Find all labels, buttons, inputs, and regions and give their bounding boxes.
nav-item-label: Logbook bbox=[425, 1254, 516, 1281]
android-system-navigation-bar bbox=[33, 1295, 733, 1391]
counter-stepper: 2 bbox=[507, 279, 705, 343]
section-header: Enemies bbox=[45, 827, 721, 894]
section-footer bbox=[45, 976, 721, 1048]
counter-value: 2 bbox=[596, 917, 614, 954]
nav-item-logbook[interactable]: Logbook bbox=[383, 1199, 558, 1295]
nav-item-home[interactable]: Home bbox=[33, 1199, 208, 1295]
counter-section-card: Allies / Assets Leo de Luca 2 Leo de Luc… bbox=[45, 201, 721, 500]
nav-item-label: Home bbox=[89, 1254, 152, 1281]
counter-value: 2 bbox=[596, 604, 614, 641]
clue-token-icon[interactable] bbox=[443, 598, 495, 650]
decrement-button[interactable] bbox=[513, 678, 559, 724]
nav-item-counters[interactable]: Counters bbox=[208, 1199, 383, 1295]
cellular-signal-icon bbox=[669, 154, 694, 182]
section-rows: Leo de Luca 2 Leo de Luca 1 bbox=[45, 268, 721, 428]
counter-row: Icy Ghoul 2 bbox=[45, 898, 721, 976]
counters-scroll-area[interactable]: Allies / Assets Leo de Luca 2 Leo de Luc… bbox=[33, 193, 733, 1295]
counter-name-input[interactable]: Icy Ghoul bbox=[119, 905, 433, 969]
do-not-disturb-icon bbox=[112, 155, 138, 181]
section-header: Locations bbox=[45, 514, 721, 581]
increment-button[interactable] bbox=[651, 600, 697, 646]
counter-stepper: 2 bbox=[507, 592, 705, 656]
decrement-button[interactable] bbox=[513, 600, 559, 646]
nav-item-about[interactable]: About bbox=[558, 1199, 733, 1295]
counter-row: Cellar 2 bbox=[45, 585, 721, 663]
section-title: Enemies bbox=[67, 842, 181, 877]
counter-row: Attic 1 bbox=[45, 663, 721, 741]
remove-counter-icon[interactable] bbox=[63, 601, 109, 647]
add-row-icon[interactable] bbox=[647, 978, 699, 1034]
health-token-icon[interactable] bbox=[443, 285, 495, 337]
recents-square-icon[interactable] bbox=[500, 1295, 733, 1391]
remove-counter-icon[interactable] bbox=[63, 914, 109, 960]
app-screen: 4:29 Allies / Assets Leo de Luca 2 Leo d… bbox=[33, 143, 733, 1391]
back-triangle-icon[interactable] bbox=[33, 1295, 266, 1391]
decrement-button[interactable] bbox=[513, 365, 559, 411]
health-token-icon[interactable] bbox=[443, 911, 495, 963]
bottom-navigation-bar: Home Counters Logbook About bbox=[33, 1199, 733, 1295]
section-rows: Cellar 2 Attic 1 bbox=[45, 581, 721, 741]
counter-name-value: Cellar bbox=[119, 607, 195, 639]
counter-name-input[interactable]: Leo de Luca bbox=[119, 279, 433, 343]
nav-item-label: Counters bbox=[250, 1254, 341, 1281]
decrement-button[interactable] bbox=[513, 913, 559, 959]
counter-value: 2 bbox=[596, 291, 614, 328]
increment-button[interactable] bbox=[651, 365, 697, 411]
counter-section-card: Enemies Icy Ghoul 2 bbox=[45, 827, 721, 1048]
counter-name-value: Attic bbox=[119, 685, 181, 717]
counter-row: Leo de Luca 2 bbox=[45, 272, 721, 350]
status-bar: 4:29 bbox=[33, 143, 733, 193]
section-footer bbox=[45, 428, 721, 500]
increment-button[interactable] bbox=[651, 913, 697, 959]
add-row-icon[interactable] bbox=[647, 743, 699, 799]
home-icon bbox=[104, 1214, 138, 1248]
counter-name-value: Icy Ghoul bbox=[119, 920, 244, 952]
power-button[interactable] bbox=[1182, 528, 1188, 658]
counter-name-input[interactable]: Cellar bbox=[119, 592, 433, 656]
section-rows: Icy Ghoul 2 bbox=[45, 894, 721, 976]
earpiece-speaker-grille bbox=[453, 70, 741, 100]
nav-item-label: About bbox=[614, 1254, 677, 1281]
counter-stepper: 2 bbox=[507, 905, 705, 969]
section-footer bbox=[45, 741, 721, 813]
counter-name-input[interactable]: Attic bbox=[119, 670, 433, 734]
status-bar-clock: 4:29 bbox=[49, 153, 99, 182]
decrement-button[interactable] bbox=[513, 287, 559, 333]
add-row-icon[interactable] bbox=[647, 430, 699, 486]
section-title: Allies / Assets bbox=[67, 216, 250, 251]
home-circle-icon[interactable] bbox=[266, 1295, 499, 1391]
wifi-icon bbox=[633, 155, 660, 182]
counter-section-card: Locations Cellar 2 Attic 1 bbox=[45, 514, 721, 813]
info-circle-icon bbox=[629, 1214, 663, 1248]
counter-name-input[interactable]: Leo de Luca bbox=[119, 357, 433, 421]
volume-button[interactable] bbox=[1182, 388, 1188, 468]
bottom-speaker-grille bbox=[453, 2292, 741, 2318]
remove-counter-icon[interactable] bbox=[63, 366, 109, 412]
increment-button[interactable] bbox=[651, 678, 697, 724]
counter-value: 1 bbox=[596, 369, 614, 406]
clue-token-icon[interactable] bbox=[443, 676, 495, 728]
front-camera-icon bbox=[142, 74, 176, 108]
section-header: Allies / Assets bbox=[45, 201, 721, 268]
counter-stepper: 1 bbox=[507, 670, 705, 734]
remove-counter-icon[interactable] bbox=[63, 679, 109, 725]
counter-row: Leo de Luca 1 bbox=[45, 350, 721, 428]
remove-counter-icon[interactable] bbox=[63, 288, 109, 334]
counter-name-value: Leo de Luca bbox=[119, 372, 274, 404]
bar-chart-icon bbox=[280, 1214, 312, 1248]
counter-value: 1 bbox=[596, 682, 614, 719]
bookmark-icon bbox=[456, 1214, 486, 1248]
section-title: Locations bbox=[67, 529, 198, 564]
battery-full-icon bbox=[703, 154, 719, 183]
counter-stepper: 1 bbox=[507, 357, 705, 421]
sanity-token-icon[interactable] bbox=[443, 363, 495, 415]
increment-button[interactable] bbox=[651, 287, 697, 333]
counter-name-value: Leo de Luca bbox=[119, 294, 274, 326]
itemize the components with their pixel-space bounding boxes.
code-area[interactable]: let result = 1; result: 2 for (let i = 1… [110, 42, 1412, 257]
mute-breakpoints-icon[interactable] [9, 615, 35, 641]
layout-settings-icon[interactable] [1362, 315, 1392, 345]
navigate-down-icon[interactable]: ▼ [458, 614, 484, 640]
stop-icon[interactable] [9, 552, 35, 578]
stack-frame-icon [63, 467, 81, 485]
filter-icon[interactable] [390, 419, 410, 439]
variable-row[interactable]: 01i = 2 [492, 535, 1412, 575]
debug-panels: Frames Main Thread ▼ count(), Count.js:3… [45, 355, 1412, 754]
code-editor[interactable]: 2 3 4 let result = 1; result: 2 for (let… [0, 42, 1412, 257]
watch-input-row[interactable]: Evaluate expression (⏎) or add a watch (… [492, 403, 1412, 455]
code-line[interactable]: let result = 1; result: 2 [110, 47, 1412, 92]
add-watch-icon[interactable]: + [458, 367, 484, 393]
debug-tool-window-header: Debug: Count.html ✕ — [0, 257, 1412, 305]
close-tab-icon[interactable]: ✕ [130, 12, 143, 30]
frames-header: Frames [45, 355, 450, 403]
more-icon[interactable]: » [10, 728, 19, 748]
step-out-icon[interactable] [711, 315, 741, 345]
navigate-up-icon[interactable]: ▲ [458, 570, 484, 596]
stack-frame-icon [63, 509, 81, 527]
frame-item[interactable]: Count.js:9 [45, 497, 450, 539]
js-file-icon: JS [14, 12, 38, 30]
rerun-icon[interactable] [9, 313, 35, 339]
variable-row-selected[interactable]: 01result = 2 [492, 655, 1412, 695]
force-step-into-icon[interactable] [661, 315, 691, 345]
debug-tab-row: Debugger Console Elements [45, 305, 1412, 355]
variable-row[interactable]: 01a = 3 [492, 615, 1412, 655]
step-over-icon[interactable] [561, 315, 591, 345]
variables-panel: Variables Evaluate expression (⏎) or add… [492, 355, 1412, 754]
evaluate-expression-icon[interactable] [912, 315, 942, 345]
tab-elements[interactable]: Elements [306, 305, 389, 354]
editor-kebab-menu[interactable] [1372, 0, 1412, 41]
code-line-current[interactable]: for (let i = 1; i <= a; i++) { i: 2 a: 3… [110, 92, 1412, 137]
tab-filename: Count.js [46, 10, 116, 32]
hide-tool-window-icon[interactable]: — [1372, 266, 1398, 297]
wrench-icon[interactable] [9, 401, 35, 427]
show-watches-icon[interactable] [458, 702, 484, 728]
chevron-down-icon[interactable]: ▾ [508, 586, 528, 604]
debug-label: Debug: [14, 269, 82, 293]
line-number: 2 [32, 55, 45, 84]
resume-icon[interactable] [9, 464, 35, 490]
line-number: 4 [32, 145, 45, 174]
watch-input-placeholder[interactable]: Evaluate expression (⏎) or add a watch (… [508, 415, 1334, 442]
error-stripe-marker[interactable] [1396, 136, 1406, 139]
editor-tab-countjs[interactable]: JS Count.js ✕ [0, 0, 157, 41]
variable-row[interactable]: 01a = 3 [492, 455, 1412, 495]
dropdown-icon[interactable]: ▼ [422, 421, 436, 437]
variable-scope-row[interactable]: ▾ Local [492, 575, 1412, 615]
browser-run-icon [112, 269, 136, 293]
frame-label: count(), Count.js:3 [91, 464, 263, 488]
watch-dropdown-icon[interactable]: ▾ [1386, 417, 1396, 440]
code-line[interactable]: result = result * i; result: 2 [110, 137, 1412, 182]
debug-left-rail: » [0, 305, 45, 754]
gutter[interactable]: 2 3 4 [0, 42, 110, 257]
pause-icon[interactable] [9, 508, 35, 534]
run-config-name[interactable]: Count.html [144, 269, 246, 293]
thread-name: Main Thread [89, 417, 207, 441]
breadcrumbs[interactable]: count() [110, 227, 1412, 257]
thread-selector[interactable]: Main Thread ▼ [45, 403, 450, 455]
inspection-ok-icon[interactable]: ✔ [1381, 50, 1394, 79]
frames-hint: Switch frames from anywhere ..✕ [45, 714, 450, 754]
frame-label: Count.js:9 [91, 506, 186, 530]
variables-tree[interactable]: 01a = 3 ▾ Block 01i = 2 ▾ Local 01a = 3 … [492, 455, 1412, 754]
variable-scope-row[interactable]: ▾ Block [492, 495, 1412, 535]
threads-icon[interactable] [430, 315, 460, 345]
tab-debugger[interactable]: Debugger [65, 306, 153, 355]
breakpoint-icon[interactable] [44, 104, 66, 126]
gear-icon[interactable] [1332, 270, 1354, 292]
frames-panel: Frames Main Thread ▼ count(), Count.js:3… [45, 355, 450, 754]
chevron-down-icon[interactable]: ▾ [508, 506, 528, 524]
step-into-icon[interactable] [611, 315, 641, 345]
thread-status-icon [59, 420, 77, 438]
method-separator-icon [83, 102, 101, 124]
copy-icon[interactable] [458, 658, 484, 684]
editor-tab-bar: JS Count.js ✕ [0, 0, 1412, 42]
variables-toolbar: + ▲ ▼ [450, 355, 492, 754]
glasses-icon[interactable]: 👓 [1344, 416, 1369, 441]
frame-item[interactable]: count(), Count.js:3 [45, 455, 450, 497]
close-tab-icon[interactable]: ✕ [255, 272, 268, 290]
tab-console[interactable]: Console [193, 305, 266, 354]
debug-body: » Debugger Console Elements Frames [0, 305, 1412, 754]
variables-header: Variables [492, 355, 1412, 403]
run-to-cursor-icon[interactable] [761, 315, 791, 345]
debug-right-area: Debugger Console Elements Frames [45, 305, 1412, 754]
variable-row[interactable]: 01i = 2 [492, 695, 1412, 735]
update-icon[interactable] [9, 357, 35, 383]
..............................
_Direction_
Lay out the material from its first line through the line containing "counters-scroll-area[interactable]: Allies /", both included, as a Markdown table with the columns Row and Line. Give each line's row number under Row and the line under Line, and omit any blank lines.

_Task solution_
| Row | Line |
|---|---|
| 1 | Find all labels, buttons, inputs, and regions and give their bounding boxes. |
| 2 | nav-item-label: Logbook bbox=[425, 1254, 516, 1281] |
| 3 | android-system-navigation-bar bbox=[33, 1295, 733, 1391] |
| 4 | counter-stepper: 2 bbox=[507, 279, 705, 343] |
| 5 | section-header: Enemies bbox=[45, 827, 721, 894] |
| 6 | section-footer bbox=[45, 976, 721, 1048] |
| 7 | counter-value: 2 bbox=[596, 917, 614, 954] |
| 8 | nav-item-logbook[interactable]: Logbook bbox=[383, 1199, 558, 1295] |
| 9 | nav-item-home[interactable]: Home bbox=[33, 1199, 208, 1295] |
| 10 | counter-section-card: Allies / Assets Leo de Luca 2 Leo de Luc… bbox=[45, 201, 721, 500] |
| 11 | nav-item-label: Home bbox=[89, 1254, 152, 1281] |
| 12 | counter-value: 2 bbox=[596, 604, 614, 641] |
| 13 | clue-token-icon[interactable] bbox=[443, 598, 495, 650] |
| 14 | decrement-button[interactable] bbox=[513, 678, 559, 724] |
| 15 | nav-item-counters[interactable]: Counters bbox=[208, 1199, 383, 1295] |
| 16 | cellular-signal-icon bbox=[669, 154, 694, 182] |
| 17 | section-rows: Leo de Luca 2 Leo de Luca 1 bbox=[45, 268, 721, 428] |
| 18 | counter-row: Icy Ghoul 2 bbox=[45, 898, 721, 976] |
| 19 | counters-scroll-area[interactable]: Allies / Assets Leo de Luca 2 Leo de Luc… bbox=[33, 193, 733, 1295] |